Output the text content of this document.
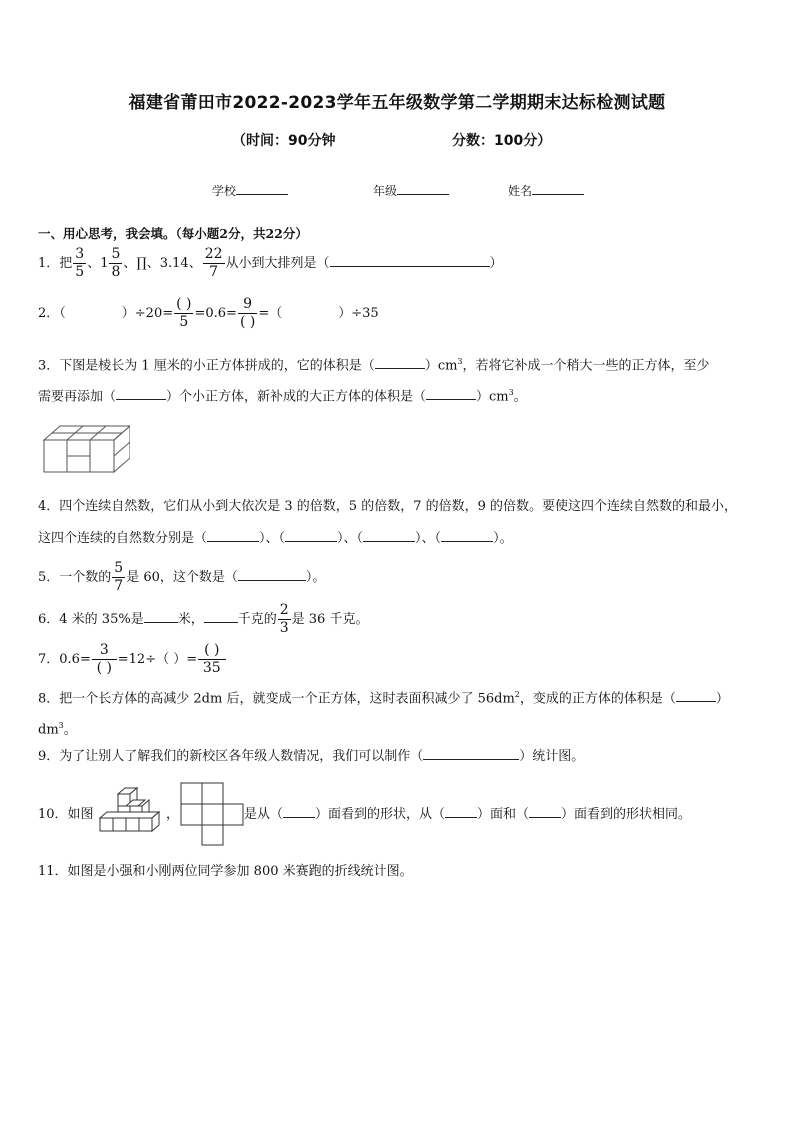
福建省莆田市2022-2023学年五年级数学第二学期期末达标检测试题
（时间：90分钟	分数：100分）
学校	年级	姓名
一、用心思考，我会填。（每小题2分，共22分）
1．把 $\frac{3}{5}$ 、$1 \frac{5}{8}$ 、∏、3.14、 $\frac{22}{7}$ 从小到大排列是（	）
2．（	）$\div 20= \frac{( )}{5} =0.6= \frac{9}{( )}$ =（	）÷35
3．下图是棱长为 1 厘米的小正方体拼成的，它的体积是（	）$cm^3$，若将它补成一个稍大一些的正方体，至少
需要再添加（	）个小正方体，新补成的大正方体的体积是（	）$cm^3$。
4．四个连续自然数，它们从小到大依次是 3 的倍数，5 的倍数，7 的倍数，9 的倍数。要使这四个连续自然数的和最小，
这四个连续的自然数分别是（	）、（	）、（	）、（	）。
5．一个数的 $\frac{5}{7}$ 是 60，这个数是（	）。
6．4 米的 35%是	米，	千克的 $\frac{2}{3}$ 是 36 千克。
7．$0.6= \frac{3}{( )} =12\div$（ ）= $\frac{( )}{35}$
8．把一个长方体的高减少 2dm 后，就变成一个正方体，这时表面积减少了 $56dm^2$，变成的正方体的体积是（	）
$dm^3$。
9．为了让别人了解我们的新校区各年级人数情况，我们可以制作（	）统计图。
10．如图	，	是从（ ）面看到的形状，从（ ）面和（ ）面看到的形状相同。
11．如图是小强和小刚两位同学参加 800 米赛跑的折线统计图。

■ Job: Every record must be copied exactly, with images dropped from the result.

■ Answer to the problem:
Output the text content of this document.
福建省莆田市2022-2023学年五年级数学第二学期期末达标检测试题
（时间：90分钟	分数：100分）
学校	年级	姓名
一、用心思考，我会填。（每小题2分，共22分）
1．把 $\frac{3}{5}$ 、$1 \frac{5}{8}$ 、∏、3.14、 $\frac{22}{7}$ 从小到大排列是（	）
2．（	）$\div 20= \frac{( )}{5} =0.6= \frac{9}{( )}$ =（	）÷35
3．下图是棱长为 1 厘米的小正方体拼成的，它的体积是（	）$cm^3$，若将它补成一个稍大一些的正方体，至少
需要再添加（	）个小正方体，新补成的大正方体的体积是（	）$cm^3$。
4．四个连续自然数，它们从小到大依次是 3 的倍数，5 的倍数，7 的倍数，9 的倍数。要使这四个连续自然数的和最小，
这四个连续的自然数分别是（	）、（	）、（	）、（	）。
5．一个数的 $\frac{5}{7}$ 是 60，这个数是（	）。
6．4 米的 35%是	米，	千克的 $\frac{2}{3}$ 是 36 千克。
7．$0.6= \frac{3}{( )} =12\div$（ ）= $\frac{( )}{35}$
8．把一个长方体的高减少 2dm 后，就变成一个正方体，这时表面积减少了 $56dm^2$，变成的正方体的体积是（	）
$dm^3$。
9．为了让别人了解我们的新校区各年级人数情况，我们可以制作（	）统计图。
10．如图	，	是从（ ）面看到的形状，从（ ）面和（ ）面看到的形状相同。
11．如图是小强和小刚两位同学参加 800 米赛跑的折线统计图。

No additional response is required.